SET PROBLEM: Write out, precisely and in full, each line of the material.

Extracted data entries:
▽
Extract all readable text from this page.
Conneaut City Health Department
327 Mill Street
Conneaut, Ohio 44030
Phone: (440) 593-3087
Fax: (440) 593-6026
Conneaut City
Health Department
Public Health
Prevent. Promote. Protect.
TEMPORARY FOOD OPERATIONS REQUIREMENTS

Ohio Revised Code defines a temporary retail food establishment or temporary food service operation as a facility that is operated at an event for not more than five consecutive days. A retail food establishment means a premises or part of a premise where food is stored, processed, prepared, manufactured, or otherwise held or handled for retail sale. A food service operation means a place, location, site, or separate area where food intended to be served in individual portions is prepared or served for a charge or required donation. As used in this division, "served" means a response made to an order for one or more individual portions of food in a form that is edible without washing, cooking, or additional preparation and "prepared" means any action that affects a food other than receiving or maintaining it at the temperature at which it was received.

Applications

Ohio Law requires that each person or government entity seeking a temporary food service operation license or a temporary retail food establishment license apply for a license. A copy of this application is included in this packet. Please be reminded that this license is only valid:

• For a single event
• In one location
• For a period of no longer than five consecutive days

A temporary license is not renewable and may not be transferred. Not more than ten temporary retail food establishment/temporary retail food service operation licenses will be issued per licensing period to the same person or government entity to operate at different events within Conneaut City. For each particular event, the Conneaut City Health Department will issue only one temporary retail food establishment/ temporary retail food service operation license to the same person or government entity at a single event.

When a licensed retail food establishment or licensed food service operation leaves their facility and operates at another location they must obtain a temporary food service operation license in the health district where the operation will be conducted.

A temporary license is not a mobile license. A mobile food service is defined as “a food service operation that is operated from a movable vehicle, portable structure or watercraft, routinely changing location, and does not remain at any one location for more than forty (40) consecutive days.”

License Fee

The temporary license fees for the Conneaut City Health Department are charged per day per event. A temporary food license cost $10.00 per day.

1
△
RESULT OF THIS EXERCISE:
Extract all readable text from this page.
Conneaut City Health Department
327 Mill Street
Conneaut, Ohio 44030
Phone: (440) 593-3087
Fax: (440) 593-6026
Conneaut City
Health Department
Public Health
Prevent. Promote. Protect.
TEMPORARY FOOD OPERATIONS REQUIREMENTS

Ohio Revised Code defines a temporary retail food establishment or temporary food service operation as a facility that is operated at an event for not more than five consecutive days. A retail food establishment means a premises or part of a premise where food is stored, processed, prepared, manufactured, or otherwise held or handled for retail sale. A food service operation means a place, location, site, or separate area where food intended to be served in individual portions is prepared or served for a charge or required donation. As used in this division, "served" means a response made to an order for one or more individual portions of food in a form that is edible without washing, cooking, or additional preparation and "prepared" means any action that affects a food other than receiving or maintaining it at the temperature at which it was received.

Applications

Ohio Law requires that each person or government entity seeking a temporary food service operation license or a temporary retail food establishment license apply for a license. A copy of this application is included in this packet. Please be reminded that this license is only valid:

• For a single event
• In one location
• For a period of no longer than five consecutive days

A temporary license is not renewable and may not be transferred. Not more than ten temporary retail food establishment/temporary retail food service operation licenses will be issued per licensing period to the same person or government entity to operate at different events within Conneaut City. For each particular event, the Conneaut City Health Department will issue only one temporary retail food establishment/ temporary retail food service operation license to the same person or government entity at a single event.

When a licensed retail food establishment or licensed food service operation leaves their facility and operates at another location they must obtain a temporary food service operation license in the health district where the operation will be conducted.

A temporary license is not a mobile license. A mobile food service is defined as “a food service operation that is operated from a movable vehicle, portable structure or watercraft, routinely changing location, and does not remain at any one location for more than forty (40) consecutive days.”

License Fee

The temporary license fees for the Conneaut City Health Department are charged per day per event. A temporary food license cost $10.00 per day.

1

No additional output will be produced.